What is required:
In the material below, list every line carrying the string "west".

Material for the task:

+--

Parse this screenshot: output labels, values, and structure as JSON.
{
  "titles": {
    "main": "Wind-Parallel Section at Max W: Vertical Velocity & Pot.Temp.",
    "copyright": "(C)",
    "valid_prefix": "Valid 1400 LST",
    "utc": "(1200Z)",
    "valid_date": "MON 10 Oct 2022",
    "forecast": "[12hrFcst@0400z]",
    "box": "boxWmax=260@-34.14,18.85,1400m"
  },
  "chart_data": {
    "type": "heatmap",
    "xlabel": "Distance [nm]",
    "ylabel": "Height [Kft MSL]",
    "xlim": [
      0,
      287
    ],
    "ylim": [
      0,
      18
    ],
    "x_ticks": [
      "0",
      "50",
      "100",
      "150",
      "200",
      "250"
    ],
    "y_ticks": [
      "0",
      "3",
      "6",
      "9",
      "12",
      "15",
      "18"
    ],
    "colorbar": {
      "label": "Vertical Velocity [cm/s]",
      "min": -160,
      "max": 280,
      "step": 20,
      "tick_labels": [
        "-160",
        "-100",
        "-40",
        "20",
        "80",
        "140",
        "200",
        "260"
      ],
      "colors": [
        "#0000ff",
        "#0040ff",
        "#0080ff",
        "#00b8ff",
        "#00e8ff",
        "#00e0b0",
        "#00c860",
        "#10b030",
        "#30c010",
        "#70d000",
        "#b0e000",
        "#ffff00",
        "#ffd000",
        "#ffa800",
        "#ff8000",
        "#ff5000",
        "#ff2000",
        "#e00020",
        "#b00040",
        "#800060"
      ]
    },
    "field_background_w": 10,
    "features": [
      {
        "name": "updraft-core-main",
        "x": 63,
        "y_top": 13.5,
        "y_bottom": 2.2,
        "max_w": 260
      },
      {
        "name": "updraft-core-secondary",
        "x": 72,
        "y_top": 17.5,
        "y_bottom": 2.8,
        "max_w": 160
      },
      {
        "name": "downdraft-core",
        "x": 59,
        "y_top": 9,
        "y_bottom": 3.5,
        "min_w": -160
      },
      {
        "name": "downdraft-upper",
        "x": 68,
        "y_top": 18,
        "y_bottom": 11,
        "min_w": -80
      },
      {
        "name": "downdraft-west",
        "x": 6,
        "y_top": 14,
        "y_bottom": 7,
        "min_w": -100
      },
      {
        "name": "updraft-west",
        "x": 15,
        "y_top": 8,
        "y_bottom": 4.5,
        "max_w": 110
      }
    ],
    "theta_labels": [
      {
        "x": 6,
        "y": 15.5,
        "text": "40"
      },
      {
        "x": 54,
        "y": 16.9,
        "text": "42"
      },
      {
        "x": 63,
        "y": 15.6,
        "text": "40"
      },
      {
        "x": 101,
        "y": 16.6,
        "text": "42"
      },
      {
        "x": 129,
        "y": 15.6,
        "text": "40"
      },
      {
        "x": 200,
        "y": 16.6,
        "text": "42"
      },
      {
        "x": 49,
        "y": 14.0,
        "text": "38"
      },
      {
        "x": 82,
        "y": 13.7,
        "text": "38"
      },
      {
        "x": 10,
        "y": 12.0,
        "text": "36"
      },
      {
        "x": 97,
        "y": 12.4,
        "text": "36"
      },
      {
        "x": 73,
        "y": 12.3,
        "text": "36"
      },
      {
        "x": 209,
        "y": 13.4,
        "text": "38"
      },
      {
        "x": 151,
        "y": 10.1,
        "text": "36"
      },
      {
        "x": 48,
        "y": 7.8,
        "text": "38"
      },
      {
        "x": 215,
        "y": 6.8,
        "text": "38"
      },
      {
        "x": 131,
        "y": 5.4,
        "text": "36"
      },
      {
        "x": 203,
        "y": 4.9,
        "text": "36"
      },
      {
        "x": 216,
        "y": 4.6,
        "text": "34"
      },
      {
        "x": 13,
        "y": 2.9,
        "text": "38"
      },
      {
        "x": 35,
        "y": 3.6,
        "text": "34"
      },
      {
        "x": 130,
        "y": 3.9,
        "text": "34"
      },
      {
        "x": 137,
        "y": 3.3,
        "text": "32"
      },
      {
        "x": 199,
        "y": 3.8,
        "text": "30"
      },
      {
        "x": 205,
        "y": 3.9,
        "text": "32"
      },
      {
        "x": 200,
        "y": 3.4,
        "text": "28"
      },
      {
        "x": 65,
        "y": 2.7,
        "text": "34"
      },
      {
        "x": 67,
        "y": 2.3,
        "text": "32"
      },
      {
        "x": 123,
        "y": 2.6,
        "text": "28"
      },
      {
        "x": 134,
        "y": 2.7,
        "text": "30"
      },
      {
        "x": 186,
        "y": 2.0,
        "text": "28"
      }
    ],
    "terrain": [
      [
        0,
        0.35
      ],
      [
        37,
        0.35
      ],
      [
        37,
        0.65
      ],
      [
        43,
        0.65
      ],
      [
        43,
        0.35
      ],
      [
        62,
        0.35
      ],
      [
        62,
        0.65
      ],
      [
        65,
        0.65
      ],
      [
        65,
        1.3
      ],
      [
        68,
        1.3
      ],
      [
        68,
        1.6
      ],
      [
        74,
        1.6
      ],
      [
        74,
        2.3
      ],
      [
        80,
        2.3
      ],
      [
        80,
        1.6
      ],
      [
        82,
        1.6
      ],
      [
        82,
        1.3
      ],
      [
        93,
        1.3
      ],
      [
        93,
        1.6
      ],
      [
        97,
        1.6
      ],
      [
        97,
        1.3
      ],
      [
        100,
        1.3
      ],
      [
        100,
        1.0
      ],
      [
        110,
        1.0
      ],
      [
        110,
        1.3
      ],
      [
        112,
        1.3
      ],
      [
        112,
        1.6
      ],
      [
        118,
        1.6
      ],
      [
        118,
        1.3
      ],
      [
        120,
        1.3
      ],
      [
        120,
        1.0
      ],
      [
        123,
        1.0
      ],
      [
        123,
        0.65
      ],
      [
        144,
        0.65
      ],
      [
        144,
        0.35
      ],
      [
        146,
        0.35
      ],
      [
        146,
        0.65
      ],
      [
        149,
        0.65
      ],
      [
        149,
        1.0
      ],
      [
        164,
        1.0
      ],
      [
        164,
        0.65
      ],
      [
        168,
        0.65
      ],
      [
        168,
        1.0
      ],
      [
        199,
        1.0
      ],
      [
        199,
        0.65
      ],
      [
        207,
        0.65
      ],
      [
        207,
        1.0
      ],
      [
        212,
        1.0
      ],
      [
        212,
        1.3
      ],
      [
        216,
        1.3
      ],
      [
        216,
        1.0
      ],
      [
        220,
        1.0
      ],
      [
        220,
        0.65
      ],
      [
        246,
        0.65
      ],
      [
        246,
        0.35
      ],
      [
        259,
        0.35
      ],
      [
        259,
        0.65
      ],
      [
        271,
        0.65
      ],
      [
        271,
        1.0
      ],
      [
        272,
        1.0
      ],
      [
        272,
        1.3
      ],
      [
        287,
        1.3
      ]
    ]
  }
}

+--

Response to this task:
        "name": "downdraft-west",
        "name": "updraft-west",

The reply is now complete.